• _Exercise goal_:
Extract every entry word for word. Skip the pictures.
--- Begin Entries supplied ---
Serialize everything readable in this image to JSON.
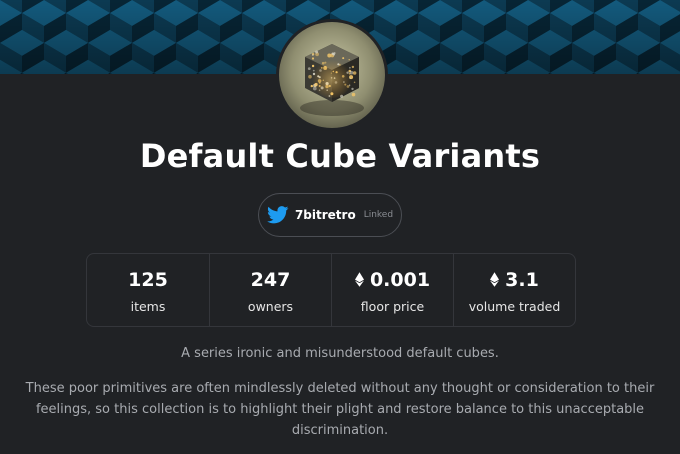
{
  "collection": {
    "title": "Default Cube Variants",
    "avatar_icon": "cube-artwork",
    "banner_icon": "cube-pattern-banner"
  },
  "creator": {
    "icon": "twitter-bird-icon",
    "name": "7bitretro",
    "status": "Linked",
    "brand_color": "#1d9bf0"
  },
  "stats": [
    {
      "value": "125",
      "label": "items",
      "icon": null
    },
    {
      "value": "247",
      "label": "owners",
      "icon": null
    },
    {
      "value": "0.001",
      "label": "floor price",
      "icon": "ethereum-icon"
    },
    {
      "value": "3.1",
      "label": "volume traded",
      "icon": "ethereum-icon"
    }
  ],
  "description": "A series ironic and misunderstood default cubes.",
  "long_description": "These poor primitives are often mindlessly deleted without any thought or consideration to their feelings, so this collection is to highlight their plight and restore balance to this unacceptable discrimination.",
  "colors": {
    "background": "#202225",
    "banner_dark": "#0b2430",
    "banner_cube": "#0f4a68",
    "text_muted": "#a8abb0"
  }
}
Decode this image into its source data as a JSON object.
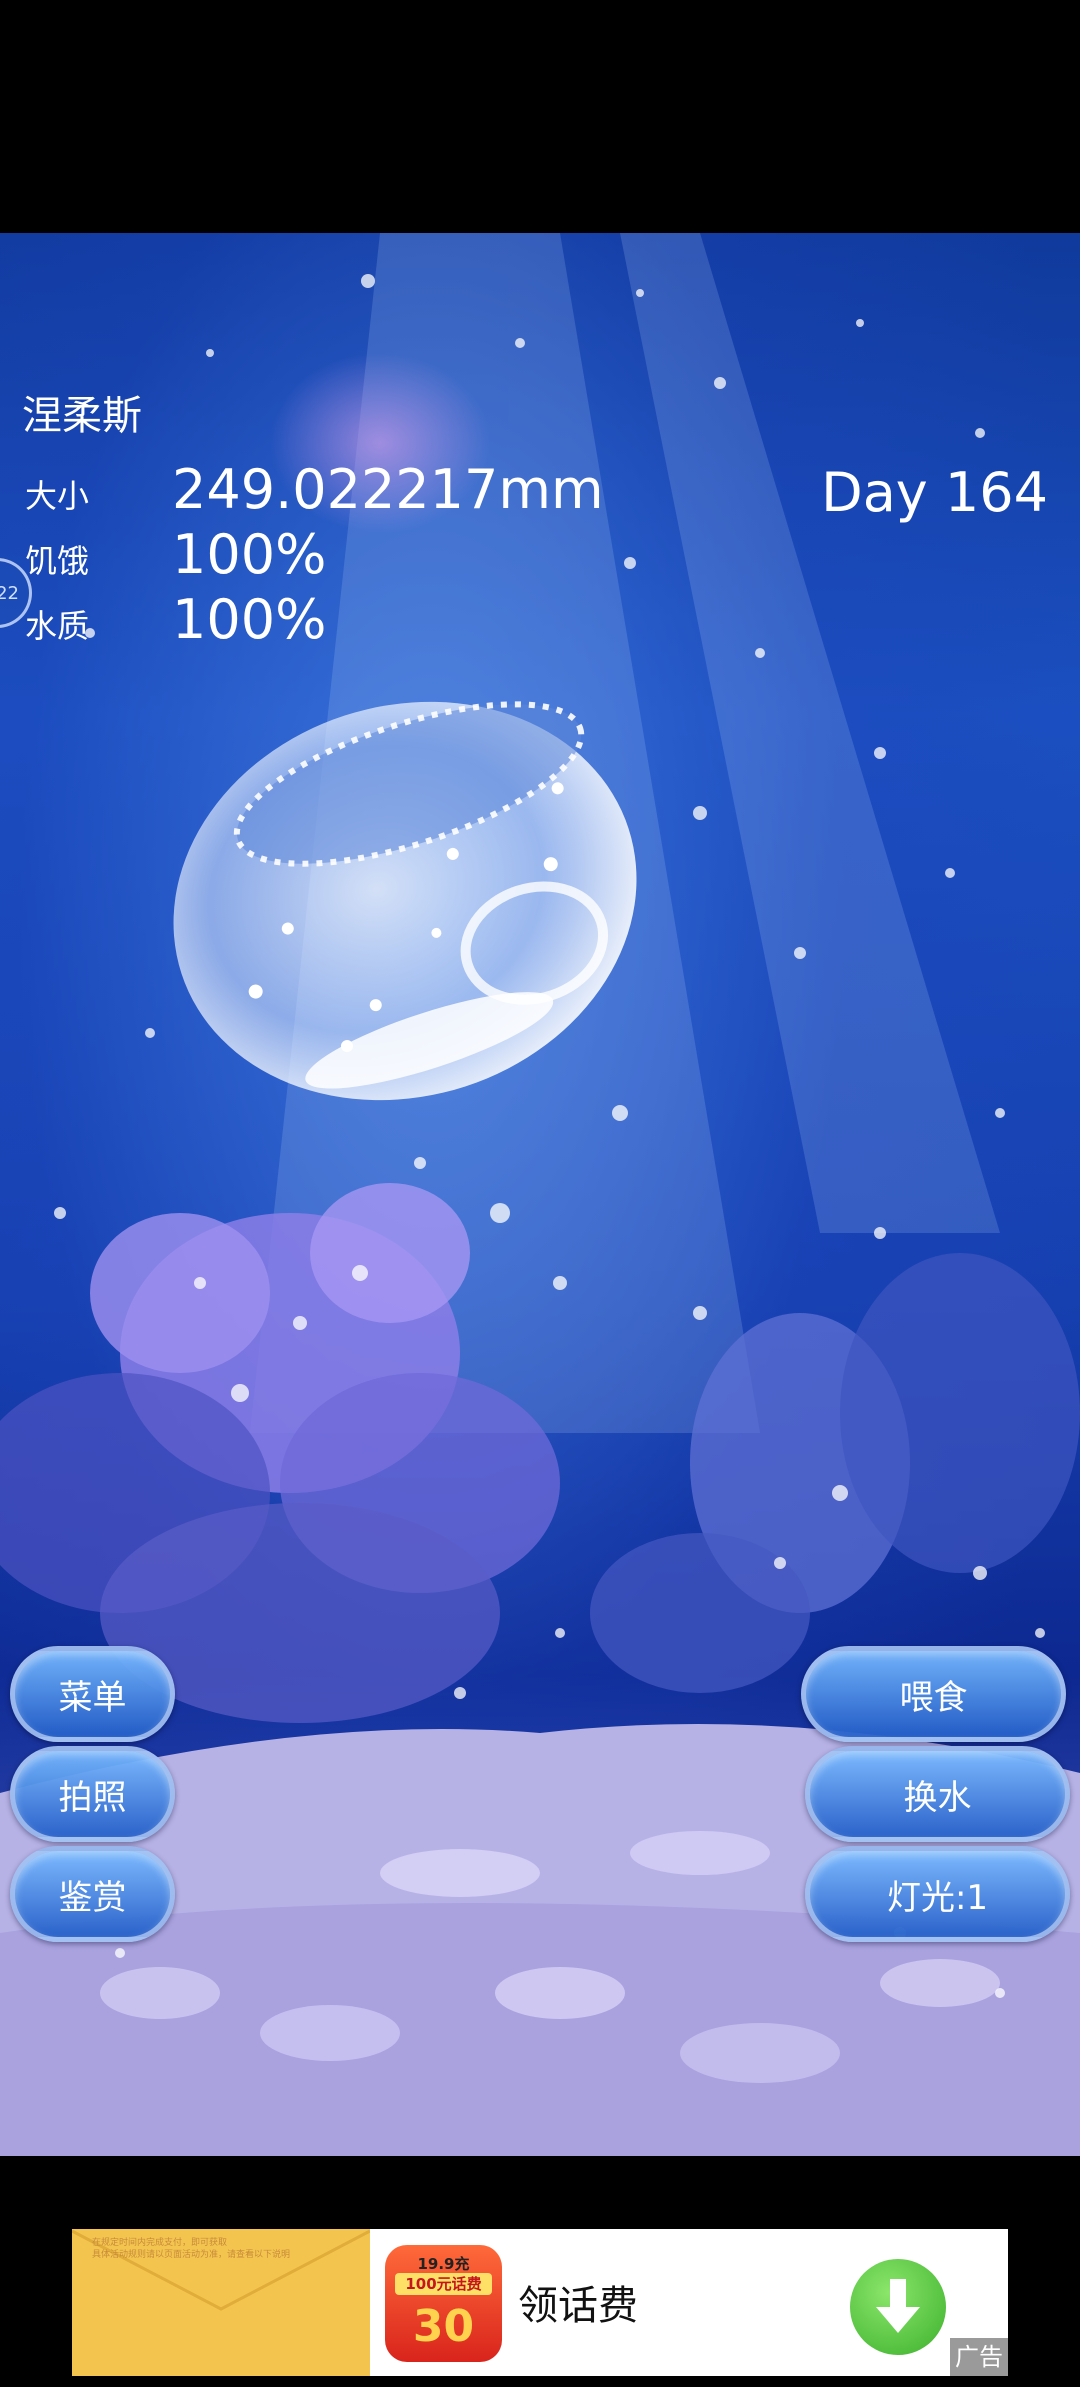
{
  "pet": {
    "name": "涅柔斯",
    "size_label": "大小",
    "size_value": "249.022217mm",
    "hunger_label": "饥饿",
    "hunger_value": "100%",
    "water_label": "水质",
    "water_value": "100%",
    "day": "Day 164"
  },
  "side_tab": {
    "text": "22"
  },
  "left_buttons": {
    "menu": "菜单",
    "photo": "拍照",
    "view": "鉴赏"
  },
  "right_buttons": {
    "feed": "喂食",
    "water": "换水",
    "light": "灯光:1"
  },
  "ad": {
    "left_line1": "在规定时间内完成支付，即可获取",
    "left_line2": "具体活动规则请以页面活动为准，请查看以下说明",
    "icon_top": "19.9充",
    "icon_strip": "100元话费",
    "icon_num": "30",
    "title": "领话费",
    "tag": "广告",
    "download_icon": "download-arrow-icon"
  },
  "colors": {
    "water_top": "#103a9c",
    "water_mid": "#1b4fc0",
    "button_border": "#aac3f0",
    "ad_panel": "#f3c54f",
    "download_green": "#3cb02c"
  }
}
--- End Entries supplied ---
• _Correct response_:
Serialize everything readable in this image to JSON.
{
  "collection": {
    "title": "Default Cube Variants",
    "avatar_icon": "cube-artwork",
    "banner_icon": "cube-pattern-banner"
  },
  "creator": {
    "icon": "twitter-bird-icon",
    "name": "7bitretro",
    "status": "Linked",
    "brand_color": "#1d9bf0"
  },
  "stats": [
    {
      "value": "125",
      "label": "items",
      "icon": null
    },
    {
      "value": "247",
      "label": "owners",
      "icon": null
    },
    {
      "value": "0.001",
      "label": "floor price",
      "icon": "ethereum-icon"
    },
    {
      "value": "3.1",
      "label": "volume traded",
      "icon": "ethereum-icon"
    }
  ],
  "description": "A series ironic and misunderstood default cubes.",
  "long_description": "These poor primitives are often mindlessly deleted without any thought or consideration to their feelings, so this collection is to highlight their plight and restore balance to this unacceptable discrimination.",
  "colors": {
    "background": "#202225",
    "banner_dark": "#0b2430",
    "banner_cube": "#0f4a68",
    "text_muted": "#a8abb0"
  }
}
Decode this image into its source data as a JSON object.
{
  "pet": {
    "name": "涅柔斯",
    "size_label": "大小",
    "size_value": "249.022217mm",
    "hunger_label": "饥饿",
    "hunger_value": "100%",
    "water_label": "水质",
    "water_value": "100%",
    "day": "Day 164"
  },
  "side_tab": {
    "text": "22"
  },
  "left_buttons": {
    "menu": "菜单",
    "photo": "拍照",
    "view": "鉴赏"
  },
  "right_buttons": {
    "feed": "喂食",
    "water": "换水",
    "light": "灯光:1"
  },
  "ad": {
    "left_line1": "在规定时间内完成支付，即可获取",
    "left_line2": "具体活动规则请以页面活动为准，请查看以下说明",
    "icon_top": "19.9充",
    "icon_strip": "100元话费",
    "icon_num": "30",
    "title": "领话费",
    "tag": "广告",
    "download_icon": "download-arrow-icon"
  },
  "colors": {
    "water_top": "#103a9c",
    "water_mid": "#1b4fc0",
    "button_border": "#aac3f0",
    "ad_panel": "#f3c54f",
    "download_green": "#3cb02c"
  }
}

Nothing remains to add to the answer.